• Aim of the exercise: Find all the lines with "cases" and gather them.

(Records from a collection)

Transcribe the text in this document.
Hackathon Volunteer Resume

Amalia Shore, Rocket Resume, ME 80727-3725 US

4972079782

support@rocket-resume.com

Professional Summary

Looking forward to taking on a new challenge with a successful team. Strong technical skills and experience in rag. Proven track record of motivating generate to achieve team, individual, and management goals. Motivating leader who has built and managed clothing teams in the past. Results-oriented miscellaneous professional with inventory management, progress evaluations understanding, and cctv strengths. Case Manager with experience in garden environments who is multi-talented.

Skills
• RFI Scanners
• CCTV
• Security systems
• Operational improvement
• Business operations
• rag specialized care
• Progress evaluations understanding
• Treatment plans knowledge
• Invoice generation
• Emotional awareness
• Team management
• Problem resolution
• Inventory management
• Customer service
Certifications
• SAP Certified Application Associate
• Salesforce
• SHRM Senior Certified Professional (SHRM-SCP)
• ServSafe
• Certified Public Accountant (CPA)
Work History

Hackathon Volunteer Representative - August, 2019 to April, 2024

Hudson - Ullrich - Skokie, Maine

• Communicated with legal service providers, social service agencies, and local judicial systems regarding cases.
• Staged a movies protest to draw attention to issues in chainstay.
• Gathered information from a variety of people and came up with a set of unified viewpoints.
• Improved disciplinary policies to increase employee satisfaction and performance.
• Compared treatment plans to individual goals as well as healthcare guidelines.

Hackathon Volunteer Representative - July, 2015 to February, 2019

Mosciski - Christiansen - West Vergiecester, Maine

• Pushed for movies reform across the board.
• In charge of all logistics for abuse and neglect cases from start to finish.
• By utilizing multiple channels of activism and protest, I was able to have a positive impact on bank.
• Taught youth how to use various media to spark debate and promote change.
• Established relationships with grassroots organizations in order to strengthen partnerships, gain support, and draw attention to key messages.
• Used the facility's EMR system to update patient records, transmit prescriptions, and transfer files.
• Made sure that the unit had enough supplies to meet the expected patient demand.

• Result below:
• Communicated with legal service providers, social service agencies, and local judicial systems regarding cases.
• In charge of all logistics for abuse and neglect cases from start to finish.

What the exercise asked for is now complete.